GIVEN RECORDS »
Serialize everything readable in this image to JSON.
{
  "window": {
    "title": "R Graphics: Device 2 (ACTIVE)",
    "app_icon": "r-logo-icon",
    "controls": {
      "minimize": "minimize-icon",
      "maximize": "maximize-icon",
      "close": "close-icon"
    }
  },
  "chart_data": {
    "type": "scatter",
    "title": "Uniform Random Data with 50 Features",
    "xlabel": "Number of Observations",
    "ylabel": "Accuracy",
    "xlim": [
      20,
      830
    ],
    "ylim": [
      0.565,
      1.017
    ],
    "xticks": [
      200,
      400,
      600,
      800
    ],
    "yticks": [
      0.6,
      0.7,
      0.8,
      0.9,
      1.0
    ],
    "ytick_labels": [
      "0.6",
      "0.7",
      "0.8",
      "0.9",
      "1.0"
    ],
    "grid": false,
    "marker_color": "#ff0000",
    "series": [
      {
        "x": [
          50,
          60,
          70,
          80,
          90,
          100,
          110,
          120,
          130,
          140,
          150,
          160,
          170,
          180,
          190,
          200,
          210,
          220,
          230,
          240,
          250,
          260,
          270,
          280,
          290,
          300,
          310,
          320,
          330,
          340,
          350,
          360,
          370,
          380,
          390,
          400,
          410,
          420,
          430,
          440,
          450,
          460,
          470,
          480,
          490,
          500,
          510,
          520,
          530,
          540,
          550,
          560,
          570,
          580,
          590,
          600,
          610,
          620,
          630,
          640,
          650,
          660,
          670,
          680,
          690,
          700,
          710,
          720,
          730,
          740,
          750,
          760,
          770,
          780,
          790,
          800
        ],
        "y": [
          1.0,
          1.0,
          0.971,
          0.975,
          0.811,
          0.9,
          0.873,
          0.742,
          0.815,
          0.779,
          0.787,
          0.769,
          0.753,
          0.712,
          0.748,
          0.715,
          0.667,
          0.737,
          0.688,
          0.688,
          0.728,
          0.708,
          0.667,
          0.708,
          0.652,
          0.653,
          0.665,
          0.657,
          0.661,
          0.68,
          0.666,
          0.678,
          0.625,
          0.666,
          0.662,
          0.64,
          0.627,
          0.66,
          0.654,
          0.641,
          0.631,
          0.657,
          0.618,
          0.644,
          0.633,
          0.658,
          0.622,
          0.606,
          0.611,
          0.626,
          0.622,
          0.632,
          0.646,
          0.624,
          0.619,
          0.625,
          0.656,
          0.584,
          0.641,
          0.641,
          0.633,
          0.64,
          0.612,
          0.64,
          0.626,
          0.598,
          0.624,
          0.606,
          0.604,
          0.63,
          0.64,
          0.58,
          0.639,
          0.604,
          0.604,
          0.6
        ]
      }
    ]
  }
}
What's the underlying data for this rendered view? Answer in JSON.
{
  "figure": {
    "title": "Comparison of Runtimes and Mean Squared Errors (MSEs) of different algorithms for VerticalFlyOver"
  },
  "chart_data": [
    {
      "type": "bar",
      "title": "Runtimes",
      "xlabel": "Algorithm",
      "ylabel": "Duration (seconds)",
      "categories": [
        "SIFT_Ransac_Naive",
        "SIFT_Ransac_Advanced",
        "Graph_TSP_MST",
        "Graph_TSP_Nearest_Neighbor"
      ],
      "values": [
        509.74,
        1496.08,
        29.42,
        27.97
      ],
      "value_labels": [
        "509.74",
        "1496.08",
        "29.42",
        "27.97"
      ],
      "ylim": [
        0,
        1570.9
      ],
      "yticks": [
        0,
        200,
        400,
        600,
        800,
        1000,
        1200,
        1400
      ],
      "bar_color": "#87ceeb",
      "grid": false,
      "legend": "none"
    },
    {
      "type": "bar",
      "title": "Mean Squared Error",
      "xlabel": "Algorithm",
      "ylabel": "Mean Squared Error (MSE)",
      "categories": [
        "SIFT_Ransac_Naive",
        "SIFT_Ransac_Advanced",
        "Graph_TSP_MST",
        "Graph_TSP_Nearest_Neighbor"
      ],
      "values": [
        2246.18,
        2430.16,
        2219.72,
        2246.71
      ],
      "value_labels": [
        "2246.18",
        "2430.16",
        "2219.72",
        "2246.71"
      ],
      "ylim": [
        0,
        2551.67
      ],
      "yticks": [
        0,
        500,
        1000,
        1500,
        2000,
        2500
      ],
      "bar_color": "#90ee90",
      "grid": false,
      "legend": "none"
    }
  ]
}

YOUR OBJECTIVE » Retype the entries one by one, exactly.

RESPONSE TO THE EXERCISE »
Serialize everything readable in this image to JSON.
{
  "window": {
    "title": "R Graphics: Device 2 (ACTIVE)",
    "app_icon": "r-logo-icon",
    "controls": {
      "minimize": "minimize-icon",
      "maximize": "maximize-icon",
      "close": "close-icon"
    }
  },
  "chart_data": {
    "type": "scatter",
    "title": "Uniform Random Data with 50 Features",
    "xlabel": "Number of Observations",
    "ylabel": "Accuracy",
    "xlim": [
      20,
      830
    ],
    "ylim": [
      0.565,
      1.017
    ],
    "xticks": [
      200,
      400,
      600,
      800
    ],
    "yticks": [
      0.6,
      0.7,
      0.8,
      0.9,
      1.0
    ],
    "ytick_labels": [
      "0.6",
      "0.7",
      "0.8",
      "0.9",
      "1.0"
    ],
    "grid": false,
    "marker_color": "#ff0000",
    "series": [
      {
        "x": [
          50,
          60,
          70,
          80,
          90,
          100,
          110,
          120,
          130,
          140,
          150,
          160,
          170,
          180,
          190,
          200,
          210,
          220,
          230,
          240,
          250,
          260,
          270,
          280,
          290,
          300,
          310,
          320,
          330,
          340,
          350,
          360,
          370,
          380,
          390,
          400,
          410,
          420,
          430,
          440,
          450,
          460,
          470,
          480,
          490,
          500,
          510,
          520,
          530,
          540,
          550,
          560,
          570,
          580,
          590,
          600,
          610,
          620,
          630,
          640,
          650,
          660,
          670,
          680,
          690,
          700,
          710,
          720,
          730,
          740,
          750,
          760,
          770,
          780,
          790,
          800
        ],
        "y": [
          1.0,
          1.0,
          0.971,
          0.975,
          0.811,
          0.9,
          0.873,
          0.742,
          0.815,
          0.779,
          0.787,
          0.769,
          0.753,
          0.712,
          0.748,
          0.715,
          0.667,
          0.737,
          0.688,
          0.688,
          0.728,
          0.708,
          0.667,
          0.708,
          0.652,
          0.653,
          0.665,
          0.657,
          0.661,
          0.68,
          0.666,
          0.678,
          0.625,
          0.666,
          0.662,
          0.64,
          0.627,
          0.66,
          0.654,
          0.641,
          0.631,
          0.657,
          0.618,
          0.644,
          0.633,
          0.658,
          0.622,
          0.606,
          0.611,
          0.626,
          0.622,
          0.632,
          0.646,
          0.624,
          0.619,
          0.625,
          0.656,
          0.584,
          0.641,
          0.641,
          0.633,
          0.64,
          0.612,
          0.64,
          0.626,
          0.598,
          0.624,
          0.606,
          0.604,
          0.63,
          0.64,
          0.58,
          0.639,
          0.604,
          0.604,
          0.6
        ]
      }
    ]
  }
}
What's the underlying data for this rendered view? Answer in JSON.
{
  "figure": {
    "title": "Comparison of Runtimes and Mean Squared Errors (MSEs) of different algorithms for VerticalFlyOver"
  },
  "chart_data": [
    {
      "type": "bar",
      "title": "Runtimes",
      "xlabel": "Algorithm",
      "ylabel": "Duration (seconds)",
      "categories": [
        "SIFT_Ransac_Naive",
        "SIFT_Ransac_Advanced",
        "Graph_TSP_MST",
        "Graph_TSP_Nearest_Neighbor"
      ],
      "values": [
        509.74,
        1496.08,
        29.42,
        27.97
      ],
      "value_labels": [
        "509.74",
        "1496.08",
        "29.42",
        "27.97"
      ],
      "ylim": [
        0,
        1570.9
      ],
      "yticks": [
        0,
        200,
        400,
        600,
        800,
        1000,
        1200,
        1400
      ],
      "bar_color": "#87ceeb",
      "grid": false,
      "legend": "none"
    },
    {
      "type": "bar",
      "title": "Mean Squared Error",
      "xlabel": "Algorithm",
      "ylabel": "Mean Squared Error (MSE)",
      "categories": [
        "SIFT_Ransac_Naive",
        "SIFT_Ransac_Advanced",
        "Graph_TSP_MST",
        "Graph_TSP_Nearest_Neighbor"
      ],
      "values": [
        2246.18,
        2430.16,
        2219.72,
        2246.71
      ],
      "value_labels": [
        "2246.18",
        "2430.16",
        "2219.72",
        "2246.71"
      ],
      "ylim": [
        0,
        2551.67
      ],
      "yticks": [
        0,
        500,
        1000,
        1500,
        2000,
        2500
      ],
      "bar_color": "#90ee90",
      "grid": false,
      "legend": "none"
    }
  ]
}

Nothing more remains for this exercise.